**QUOTED PASSAGE**
-- start --
With the addition of the new sensor, Apple also made some significant changes on the software side. For one, the iPhone 15 lineup will now capture images in 24-megapixel (MP) “super high resolution” by default, and you’ll also be able to take that all the way to capturing 48 MP photos in standard formats to take full advantage of the sensor.

Although it’s possible to snap 48 MP shots on the iPhone 14 Pro, you can only do this by using Apple’s ProRAW format, which is designed for professional post-processing and creates gargantuan files — a single 48 MP ProRAW image takes up around 75 MB, so it’s not something you’d want to use for everyday photography.

ProRAW has always been exclusive to the iPhone Pro models, which hasn’t changed with the iPhone 15. This means that if Apple wanted to let iPhone 15 and iPhone 15 owners use everything the new 48 MP sensor offers, it had to devise a way to capture 48 MP images in more typical formats like JPEG and HEIF, and that’s precisely what it did. As an added bonus, a 48 MP JPEG photo comes in at only 10 MB, and a 48 MP HEIF photo at 5 MB, making them much more practical for casual photography.

All four iPhone 15 models will be able to use either of these formats to capture 24 MP or 48 MP photos, while the iPhone 15 Pro and Pro Max also support the same ProRAW 48 MP capabilities as before.
-- end --
**DATA SHOWN**
-- start --
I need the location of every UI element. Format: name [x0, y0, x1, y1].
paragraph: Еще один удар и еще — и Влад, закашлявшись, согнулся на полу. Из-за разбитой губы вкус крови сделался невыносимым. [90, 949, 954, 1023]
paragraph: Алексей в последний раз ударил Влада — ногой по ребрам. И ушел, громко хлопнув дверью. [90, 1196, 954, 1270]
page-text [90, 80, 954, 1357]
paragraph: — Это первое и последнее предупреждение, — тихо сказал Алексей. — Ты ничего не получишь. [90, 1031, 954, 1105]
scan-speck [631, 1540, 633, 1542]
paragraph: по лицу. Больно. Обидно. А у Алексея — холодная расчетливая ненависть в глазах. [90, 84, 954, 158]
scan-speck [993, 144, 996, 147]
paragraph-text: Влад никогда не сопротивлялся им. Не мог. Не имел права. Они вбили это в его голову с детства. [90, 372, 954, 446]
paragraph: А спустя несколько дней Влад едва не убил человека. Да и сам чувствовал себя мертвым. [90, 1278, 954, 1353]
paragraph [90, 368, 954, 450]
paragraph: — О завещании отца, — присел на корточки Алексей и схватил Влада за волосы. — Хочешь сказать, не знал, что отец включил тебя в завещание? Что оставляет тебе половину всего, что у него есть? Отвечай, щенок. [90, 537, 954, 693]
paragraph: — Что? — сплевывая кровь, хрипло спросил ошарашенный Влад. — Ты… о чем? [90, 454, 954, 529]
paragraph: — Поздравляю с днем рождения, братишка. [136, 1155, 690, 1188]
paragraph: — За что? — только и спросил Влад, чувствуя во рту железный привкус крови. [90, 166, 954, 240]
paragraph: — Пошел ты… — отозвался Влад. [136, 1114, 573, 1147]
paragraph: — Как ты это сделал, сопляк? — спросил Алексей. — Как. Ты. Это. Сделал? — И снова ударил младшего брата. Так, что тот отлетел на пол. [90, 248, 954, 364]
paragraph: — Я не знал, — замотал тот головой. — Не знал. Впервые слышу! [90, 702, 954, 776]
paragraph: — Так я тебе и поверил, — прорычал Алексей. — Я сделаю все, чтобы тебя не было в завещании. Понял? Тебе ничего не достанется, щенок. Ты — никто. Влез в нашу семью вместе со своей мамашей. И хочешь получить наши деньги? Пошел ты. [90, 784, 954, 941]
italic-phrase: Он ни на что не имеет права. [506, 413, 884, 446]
-- end --
**WHAT TO DO**
1. In the iPhone 15 camera text, why did Apple have to create a way to capture 48 MP images in formats such as JPEG and HEIF? Answer in one to three sentences.
2. Answer these questions from the iPhone 15 camera text:
(a) At what resolution does the iPhone 15 lineup capture images by default?
(b) About how much space does a single 48 MP ProRAW image take up?
(c) How large is a 48 MP HEIF photo?
3. Reproduce word for word the part of the iPhone 15 camera text that opens with the words containing "Although it’s possible" and closes with "for everyday photography.".

**CORRECT ANSWERS**
1. ProRAW has always been exclusive to the iPhone Pro models, and that has not changed with the iPhone 15. So that owners of the other iPhone 15 models could use everything the new 48 MP sensor offers, Apple had to make 48 MP capture possible in more typical formats.

2.
(a) 24 megapixels ("super high resolution")
(b) Around 75 MB
(c) 5 MB

3.
Although it’s possible to snap 48 MP shots on the iPhone 14 Pro, you can only do this by using Apple’s ProRAW format, which is designed for professional post-processing and creates gargantuan files — a single 48 MP ProRAW image takes up around 75 MB, so it’s not something you’d want to use for everyday photography.